Exercise requirements: In the data below, find every line with the string "true" and pull it out.

____ Data

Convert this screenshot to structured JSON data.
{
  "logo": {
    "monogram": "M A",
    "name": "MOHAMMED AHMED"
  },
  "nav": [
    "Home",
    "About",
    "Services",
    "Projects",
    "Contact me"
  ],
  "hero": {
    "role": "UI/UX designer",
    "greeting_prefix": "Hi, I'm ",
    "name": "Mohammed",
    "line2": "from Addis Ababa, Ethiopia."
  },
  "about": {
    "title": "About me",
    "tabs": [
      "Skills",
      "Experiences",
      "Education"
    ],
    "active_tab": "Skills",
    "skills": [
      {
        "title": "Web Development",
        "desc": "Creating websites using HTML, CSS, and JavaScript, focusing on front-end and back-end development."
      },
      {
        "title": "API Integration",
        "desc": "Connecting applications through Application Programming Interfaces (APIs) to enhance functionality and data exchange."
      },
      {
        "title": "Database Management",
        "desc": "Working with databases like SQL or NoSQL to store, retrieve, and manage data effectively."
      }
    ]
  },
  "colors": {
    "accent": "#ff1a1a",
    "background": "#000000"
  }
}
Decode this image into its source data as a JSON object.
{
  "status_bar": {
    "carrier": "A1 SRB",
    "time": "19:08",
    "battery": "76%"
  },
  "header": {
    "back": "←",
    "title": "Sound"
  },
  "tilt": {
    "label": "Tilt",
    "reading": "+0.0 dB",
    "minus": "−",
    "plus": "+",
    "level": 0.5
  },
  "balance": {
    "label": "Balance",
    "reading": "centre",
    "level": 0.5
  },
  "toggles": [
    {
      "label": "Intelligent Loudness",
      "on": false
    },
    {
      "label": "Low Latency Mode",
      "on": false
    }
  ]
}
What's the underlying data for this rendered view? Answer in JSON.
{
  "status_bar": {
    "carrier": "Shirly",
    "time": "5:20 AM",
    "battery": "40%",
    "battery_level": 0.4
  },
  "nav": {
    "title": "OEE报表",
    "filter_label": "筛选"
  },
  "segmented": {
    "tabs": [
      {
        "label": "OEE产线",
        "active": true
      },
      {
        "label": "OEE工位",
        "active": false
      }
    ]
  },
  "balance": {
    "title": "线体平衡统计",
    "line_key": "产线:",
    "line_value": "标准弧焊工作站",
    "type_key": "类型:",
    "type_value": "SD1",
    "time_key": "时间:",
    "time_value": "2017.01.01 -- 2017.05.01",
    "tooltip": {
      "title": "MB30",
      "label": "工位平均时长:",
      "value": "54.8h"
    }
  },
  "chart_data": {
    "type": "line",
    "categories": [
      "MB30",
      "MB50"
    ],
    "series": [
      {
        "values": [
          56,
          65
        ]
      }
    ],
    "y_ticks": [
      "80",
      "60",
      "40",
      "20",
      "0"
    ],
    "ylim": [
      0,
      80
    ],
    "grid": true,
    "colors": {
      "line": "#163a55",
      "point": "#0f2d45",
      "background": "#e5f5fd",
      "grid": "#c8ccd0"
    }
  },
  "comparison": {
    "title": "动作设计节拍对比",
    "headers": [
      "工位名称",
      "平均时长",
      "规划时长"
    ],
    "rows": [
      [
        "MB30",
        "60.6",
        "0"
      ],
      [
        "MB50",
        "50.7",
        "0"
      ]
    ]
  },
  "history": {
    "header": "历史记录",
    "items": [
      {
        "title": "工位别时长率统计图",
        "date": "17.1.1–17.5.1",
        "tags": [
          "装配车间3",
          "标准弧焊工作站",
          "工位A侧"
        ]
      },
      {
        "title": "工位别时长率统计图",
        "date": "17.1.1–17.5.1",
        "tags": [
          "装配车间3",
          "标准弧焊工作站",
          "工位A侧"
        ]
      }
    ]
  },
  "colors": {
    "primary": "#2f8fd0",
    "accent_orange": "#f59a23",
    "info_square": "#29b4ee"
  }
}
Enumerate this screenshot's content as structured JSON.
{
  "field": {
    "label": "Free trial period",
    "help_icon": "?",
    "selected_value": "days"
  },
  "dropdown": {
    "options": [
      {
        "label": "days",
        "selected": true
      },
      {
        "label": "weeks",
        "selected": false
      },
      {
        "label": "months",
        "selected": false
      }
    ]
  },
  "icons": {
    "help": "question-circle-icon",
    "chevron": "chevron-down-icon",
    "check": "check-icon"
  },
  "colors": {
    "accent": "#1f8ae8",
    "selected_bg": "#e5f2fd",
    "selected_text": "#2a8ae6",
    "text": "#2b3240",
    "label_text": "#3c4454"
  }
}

________

Problem solution:
        "active": true
    "grid": true,
        "selected": true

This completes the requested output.